▶ SUPPLIED DATA:
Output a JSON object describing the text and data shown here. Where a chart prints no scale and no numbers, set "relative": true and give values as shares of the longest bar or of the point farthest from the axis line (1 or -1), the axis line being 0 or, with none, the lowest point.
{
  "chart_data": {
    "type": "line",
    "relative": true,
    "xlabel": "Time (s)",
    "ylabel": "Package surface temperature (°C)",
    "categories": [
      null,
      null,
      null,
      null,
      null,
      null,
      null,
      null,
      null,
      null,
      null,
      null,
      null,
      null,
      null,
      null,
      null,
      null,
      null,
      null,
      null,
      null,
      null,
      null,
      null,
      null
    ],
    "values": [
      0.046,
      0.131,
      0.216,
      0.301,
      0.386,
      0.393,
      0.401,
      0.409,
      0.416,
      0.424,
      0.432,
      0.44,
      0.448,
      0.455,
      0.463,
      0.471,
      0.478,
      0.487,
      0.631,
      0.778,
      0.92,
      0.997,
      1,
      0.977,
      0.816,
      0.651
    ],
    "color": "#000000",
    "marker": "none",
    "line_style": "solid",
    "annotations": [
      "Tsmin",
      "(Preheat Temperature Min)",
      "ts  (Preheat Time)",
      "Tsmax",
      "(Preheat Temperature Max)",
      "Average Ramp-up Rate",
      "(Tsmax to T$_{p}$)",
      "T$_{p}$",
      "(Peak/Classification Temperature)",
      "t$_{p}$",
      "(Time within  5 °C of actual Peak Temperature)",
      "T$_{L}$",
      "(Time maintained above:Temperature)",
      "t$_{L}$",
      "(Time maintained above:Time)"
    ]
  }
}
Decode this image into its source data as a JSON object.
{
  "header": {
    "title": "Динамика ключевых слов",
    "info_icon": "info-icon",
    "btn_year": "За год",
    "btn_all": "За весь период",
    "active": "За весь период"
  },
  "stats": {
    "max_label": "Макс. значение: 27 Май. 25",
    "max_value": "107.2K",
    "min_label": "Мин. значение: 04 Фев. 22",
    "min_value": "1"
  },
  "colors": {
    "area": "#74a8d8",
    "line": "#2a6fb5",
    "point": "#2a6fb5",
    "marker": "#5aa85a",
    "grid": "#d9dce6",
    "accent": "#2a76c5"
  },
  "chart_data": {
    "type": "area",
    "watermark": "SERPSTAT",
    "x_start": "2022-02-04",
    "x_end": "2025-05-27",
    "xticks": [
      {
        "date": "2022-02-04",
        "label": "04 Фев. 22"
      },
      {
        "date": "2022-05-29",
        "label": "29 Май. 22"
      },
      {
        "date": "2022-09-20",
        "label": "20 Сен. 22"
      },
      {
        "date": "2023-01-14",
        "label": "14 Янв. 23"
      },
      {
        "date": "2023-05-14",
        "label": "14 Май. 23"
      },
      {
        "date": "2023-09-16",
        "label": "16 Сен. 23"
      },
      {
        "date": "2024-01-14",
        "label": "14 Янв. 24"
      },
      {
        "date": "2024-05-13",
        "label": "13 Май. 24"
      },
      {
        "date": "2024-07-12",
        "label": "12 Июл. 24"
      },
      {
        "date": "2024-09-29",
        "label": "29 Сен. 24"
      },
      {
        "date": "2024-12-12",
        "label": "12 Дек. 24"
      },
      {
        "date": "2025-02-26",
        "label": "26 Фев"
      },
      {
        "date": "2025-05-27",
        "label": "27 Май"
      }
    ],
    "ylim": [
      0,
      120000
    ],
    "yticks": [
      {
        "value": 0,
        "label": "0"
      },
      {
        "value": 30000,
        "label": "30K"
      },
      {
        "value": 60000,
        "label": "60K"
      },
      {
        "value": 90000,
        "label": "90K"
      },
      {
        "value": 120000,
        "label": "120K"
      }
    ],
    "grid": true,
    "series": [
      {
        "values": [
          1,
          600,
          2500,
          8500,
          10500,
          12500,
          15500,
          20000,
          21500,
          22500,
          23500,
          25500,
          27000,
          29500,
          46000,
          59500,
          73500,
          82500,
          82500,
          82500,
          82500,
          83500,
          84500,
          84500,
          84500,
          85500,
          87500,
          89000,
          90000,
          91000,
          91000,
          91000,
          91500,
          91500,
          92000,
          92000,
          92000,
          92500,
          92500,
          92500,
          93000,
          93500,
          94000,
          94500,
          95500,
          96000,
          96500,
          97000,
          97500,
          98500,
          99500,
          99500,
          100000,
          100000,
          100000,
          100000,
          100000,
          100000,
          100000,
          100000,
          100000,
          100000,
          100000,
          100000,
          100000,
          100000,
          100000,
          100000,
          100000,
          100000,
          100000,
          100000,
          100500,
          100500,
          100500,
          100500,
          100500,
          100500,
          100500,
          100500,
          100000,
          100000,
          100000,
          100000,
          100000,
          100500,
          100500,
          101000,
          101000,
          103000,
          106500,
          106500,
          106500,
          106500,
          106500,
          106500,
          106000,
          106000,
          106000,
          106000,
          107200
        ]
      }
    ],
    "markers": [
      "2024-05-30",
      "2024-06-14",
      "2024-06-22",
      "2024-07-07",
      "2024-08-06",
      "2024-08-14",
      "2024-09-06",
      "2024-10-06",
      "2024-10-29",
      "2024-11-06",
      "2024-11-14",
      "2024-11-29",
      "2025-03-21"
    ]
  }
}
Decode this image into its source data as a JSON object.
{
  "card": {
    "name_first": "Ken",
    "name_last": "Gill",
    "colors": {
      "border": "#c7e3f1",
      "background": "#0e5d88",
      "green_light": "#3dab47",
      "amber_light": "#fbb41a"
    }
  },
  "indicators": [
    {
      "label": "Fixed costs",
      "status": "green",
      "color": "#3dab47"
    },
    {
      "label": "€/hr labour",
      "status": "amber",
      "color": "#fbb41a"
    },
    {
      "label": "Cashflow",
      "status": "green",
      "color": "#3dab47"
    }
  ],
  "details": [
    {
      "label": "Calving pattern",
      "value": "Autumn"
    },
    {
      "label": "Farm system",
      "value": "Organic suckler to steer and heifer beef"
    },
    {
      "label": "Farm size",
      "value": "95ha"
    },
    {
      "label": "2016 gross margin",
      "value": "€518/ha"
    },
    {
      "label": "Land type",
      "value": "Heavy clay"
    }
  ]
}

▶ AIM:
Reproduce the material exactly, with every line intact.

▶ TASK RESPONSE:
Output a JSON object describing the text and data shown here. Where a chart prints no scale and no numbers, set "relative": true and give values as shares of the longest bar or of the point farthest from the axis line (1 or -1), the axis line being 0 or, with none, the lowest point.
{
  "chart_data": {
    "type": "line",
    "relative": true,
    "xlabel": "Time (s)",
    "ylabel": "Package surface temperature (°C)",
    "categories": [
      null,
      null,
      null,
      null,
      null,
      null,
      null,
      null,
      null,
      null,
      null,
      null,
      null,
      null,
      null,
      null,
      null,
      null,
      null,
      null,
      null,
      null,
      null,
      null,
      null,
      null
    ],
    "values": [
      0.046,
      0.131,
      0.216,
      0.301,
      0.386,
      0.393,
      0.401,
      0.409,
      0.416,
      0.424,
      0.432,
      0.44,
      0.448,
      0.455,
      0.463,
      0.471,
      0.478,
      0.487,
      0.631,
      0.778,
      0.92,
      0.997,
      1,
      0.977,
      0.816,
      0.651
    ],
    "color": "#000000",
    "marker": "none",
    "line_style": "solid",
    "annotations": [
      "Tsmin",
      "(Preheat Temperature Min)",
      "ts  (Preheat Time)",
      "Tsmax",
      "(Preheat Temperature Max)",
      "Average Ramp-up Rate",
      "(Tsmax to T$_{p}$)",
      "T$_{p}$",
      "(Peak/Classification Temperature)",
      "t$_{p}$",
      "(Time within  5 °C of actual Peak Temperature)",
      "T$_{L}$",
      "(Time maintained above:Temperature)",
      "t$_{L}$",
      "(Time maintained above:Time)"
    ]
  }
}
Decode this image into its source data as a JSON object.
{
  "header": {
    "title": "Динамика ключевых слов",
    "info_icon": "info-icon",
    "btn_year": "За год",
    "btn_all": "За весь период",
    "active": "За весь период"
  },
  "stats": {
    "max_label": "Макс. значение: 27 Май. 25",
    "max_value": "107.2K",
    "min_label": "Мин. значение: 04 Фев. 22",
    "min_value": "1"
  },
  "colors": {
    "area": "#74a8d8",
    "line": "#2a6fb5",
    "point": "#2a6fb5",
    "marker": "#5aa85a",
    "grid": "#d9dce6",
    "accent": "#2a76c5"
  },
  "chart_data": {
    "type": "area",
    "watermark": "SERPSTAT",
    "x_start": "2022-02-04",
    "x_end": "2025-05-27",
    "xticks": [
      {
        "date": "2022-02-04",
        "label": "04 Фев. 22"
      },
      {
        "date": "2022-05-29",
        "label": "29 Май. 22"
      },
      {
        "date": "2022-09-20",
        "label": "20 Сен. 22"
      },
      {
        "date": "2023-01-14",
        "label": "14 Янв. 23"
      },
      {
        "date": "2023-05-14",
        "label": "14 Май. 23"
      },
      {
        "date": "2023-09-16",
        "label": "16 Сен. 23"
      },
      {
        "date": "2024-01-14",
        "label": "14 Янв. 24"
      },
      {
        "date": "2024-05-13",
        "label": "13 Май. 24"
      },
      {
        "date": "2024-07-12",
        "label": "12 Июл. 24"
      },
      {
        "date": "2024-09-29",
        "label": "29 Сен. 24"
      },
      {
        "date": "2024-12-12",
        "label": "12 Дек. 24"
      },
      {
        "date": "2025-02-26",
        "label": "26 Фев"
      },
      {
        "date": "2025-05-27",
        "label": "27 Май"
      }
    ],
    "ylim": [
      0,
      120000
    ],
    "yticks": [
      {
        "value": 0,
        "label": "0"
      },
      {
        "value": 30000,
        "label": "30K"
      },
      {
        "value": 60000,
        "label": "60K"
      },
      {
        "value": 90000,
        "label": "90K"
      },
      {
        "value": 120000,
        "label": "120K"
      }
    ],
    "grid": true,
    "series": [
      {
        "values": [
          1,
          600,
          2500,
          8500,
          10500,
          12500,
          15500,
          20000,
          21500,
          22500,
          23500,
          25500,
          27000,
          29500,
          46000,
          59500,
          73500,
          82500,
          82500,
          82500,
          82500,
          83500,
          84500,
          84500,
          84500,
          85500,
          87500,
          89000,
          90000,
          91000,
          91000,
          91000,
          91500,
          91500,
          92000,
          92000,
          92000,
          92500,
          92500,
          92500,
          93000,
          93500,
          94000,
          94500,
          95500,
          96000,
          96500,
          97000,
          97500,
          98500,
          99500,
          99500,
          100000,
          100000,
          100000,
          100000,
          100000,
          100000,
          100000,
          100000,
          100000,
          100000,
          100000,
          100000,
          100000,
          100000,
          100000,
          100000,
          100000,
          100000,
          100000,
          100000,
          100500,
          100500,
          100500,
          100500,
          100500,
          100500,
          100500,
          100500,
          100000,
          100000,
          100000,
          100000,
          100000,
          100500,
          100500,
          101000,
          101000,
          103000,
          106500,
          106500,
          106500,
          106500,
          106500,
          106500,
          106000,
          106000,
          106000,
          106000,
          107200
        ]
      }
    ],
    "markers": [
      "2024-05-30",
      "2024-06-14",
      "2024-06-22",
      "2024-07-07",
      "2024-08-06",
      "2024-08-14",
      "2024-09-06",
      "2024-10-06",
      "2024-10-29",
      "2024-11-06",
      "2024-11-14",
      "2024-11-29",
      "2025-03-21"
    ]
  }
}
Decode this image into its source data as a JSON object.
{
  "card": {
    "name_first": "Ken",
    "name_last": "Gill",
    "colors": {
      "border": "#c7e3f1",
      "background": "#0e5d88",
      "green_light": "#3dab47",
      "amber_light": "#fbb41a"
    }
  },
  "indicators": [
    {
      "label": "Fixed costs",
      "status": "green",
      "color": "#3dab47"
    },
    {
      "label": "€/hr labour",
      "status": "amber",
      "color": "#fbb41a"
    },
    {
      "label": "Cashflow",
      "status": "green",
      "color": "#3dab47"
    }
  ],
  "details": [
    {
      "label": "Calving pattern",
      "value": "Autumn"
    },
    {
      "label": "Farm system",
      "value": "Organic suckler to steer and heifer beef"
    },
    {
      "label": "Farm size",
      "value": "95ha"
    },
    {
      "label": "2016 gross margin",
      "value": "€518/ha"
    },
    {
      "label": "Land type",
      "value": "Heavy clay"
    }
  ]
}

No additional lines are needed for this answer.